*THE PROBLEM*.
Search the material for "icon" and show all lines that contain it.

-- START OF RECORDED INFORMATION --

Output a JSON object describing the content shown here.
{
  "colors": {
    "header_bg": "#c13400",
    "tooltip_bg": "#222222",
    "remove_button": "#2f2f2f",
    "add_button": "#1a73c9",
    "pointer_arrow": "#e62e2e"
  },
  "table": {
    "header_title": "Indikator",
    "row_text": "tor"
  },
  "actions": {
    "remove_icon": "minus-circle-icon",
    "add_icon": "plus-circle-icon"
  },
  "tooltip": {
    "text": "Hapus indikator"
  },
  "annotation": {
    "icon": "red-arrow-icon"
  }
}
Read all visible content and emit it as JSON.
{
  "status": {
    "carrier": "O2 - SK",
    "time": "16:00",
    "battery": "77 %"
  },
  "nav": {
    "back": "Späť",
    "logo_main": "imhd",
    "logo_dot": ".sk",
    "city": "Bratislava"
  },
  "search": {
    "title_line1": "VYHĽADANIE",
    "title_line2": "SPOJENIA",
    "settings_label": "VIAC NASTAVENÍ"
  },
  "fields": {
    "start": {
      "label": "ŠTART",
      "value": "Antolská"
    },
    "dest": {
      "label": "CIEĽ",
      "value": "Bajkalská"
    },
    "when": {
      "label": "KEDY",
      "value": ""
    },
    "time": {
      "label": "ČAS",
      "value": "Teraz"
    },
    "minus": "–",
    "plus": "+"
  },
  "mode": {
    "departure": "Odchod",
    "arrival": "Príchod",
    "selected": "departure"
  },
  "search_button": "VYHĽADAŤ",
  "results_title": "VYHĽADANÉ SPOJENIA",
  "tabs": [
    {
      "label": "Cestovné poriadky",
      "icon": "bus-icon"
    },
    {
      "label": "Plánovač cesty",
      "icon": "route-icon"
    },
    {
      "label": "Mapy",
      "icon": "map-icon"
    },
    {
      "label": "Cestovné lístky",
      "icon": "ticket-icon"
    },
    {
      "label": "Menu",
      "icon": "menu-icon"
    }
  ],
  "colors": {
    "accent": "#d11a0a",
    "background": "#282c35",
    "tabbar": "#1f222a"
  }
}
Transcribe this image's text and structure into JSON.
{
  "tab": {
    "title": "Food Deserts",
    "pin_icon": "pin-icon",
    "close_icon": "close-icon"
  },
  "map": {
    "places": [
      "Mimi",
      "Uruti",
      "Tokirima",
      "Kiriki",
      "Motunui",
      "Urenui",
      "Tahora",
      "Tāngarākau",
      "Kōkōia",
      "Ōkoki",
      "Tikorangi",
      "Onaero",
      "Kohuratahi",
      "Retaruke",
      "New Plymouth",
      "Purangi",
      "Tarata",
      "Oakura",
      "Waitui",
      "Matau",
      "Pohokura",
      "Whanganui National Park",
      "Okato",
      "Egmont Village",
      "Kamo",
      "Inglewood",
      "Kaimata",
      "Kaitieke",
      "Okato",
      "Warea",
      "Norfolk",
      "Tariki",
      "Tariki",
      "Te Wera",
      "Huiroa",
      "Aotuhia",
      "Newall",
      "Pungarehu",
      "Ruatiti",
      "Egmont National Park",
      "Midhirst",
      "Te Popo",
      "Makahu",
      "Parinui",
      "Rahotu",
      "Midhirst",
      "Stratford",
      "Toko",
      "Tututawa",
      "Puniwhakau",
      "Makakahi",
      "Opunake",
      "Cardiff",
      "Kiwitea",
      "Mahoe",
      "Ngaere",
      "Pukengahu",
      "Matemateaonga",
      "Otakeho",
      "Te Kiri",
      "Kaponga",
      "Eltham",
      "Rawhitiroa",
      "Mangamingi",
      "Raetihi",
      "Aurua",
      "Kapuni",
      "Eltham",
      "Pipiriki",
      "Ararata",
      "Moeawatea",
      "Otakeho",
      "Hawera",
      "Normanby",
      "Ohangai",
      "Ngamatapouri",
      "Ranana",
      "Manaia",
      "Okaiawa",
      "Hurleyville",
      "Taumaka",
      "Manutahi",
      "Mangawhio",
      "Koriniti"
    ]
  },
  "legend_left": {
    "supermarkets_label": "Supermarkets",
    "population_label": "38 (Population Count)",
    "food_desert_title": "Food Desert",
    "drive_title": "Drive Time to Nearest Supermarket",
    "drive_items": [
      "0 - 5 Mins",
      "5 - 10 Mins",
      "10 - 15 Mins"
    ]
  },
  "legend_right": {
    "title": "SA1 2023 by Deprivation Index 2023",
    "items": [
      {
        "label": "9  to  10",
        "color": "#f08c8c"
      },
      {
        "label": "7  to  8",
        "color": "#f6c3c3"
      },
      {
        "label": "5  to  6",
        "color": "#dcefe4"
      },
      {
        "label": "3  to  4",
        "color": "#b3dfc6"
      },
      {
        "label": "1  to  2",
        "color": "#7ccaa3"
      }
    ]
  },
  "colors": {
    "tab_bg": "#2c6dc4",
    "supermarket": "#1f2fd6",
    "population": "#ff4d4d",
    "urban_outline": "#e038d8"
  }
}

-- END OF RECORDED INFORMATION --

*IN RESPONSE*.
    "remove_icon": "minus-circle-icon",
    "add_icon": "plus-circle-icon"
    "icon": "red-arrow-icon"
      "icon": "bus-icon"
      "icon": "route-icon"
      "icon": "map-icon"
      "icon": "ticket-icon"
      "icon": "menu-icon"
    "pin_icon": "pin-icon",
    "close_icon": "close-icon"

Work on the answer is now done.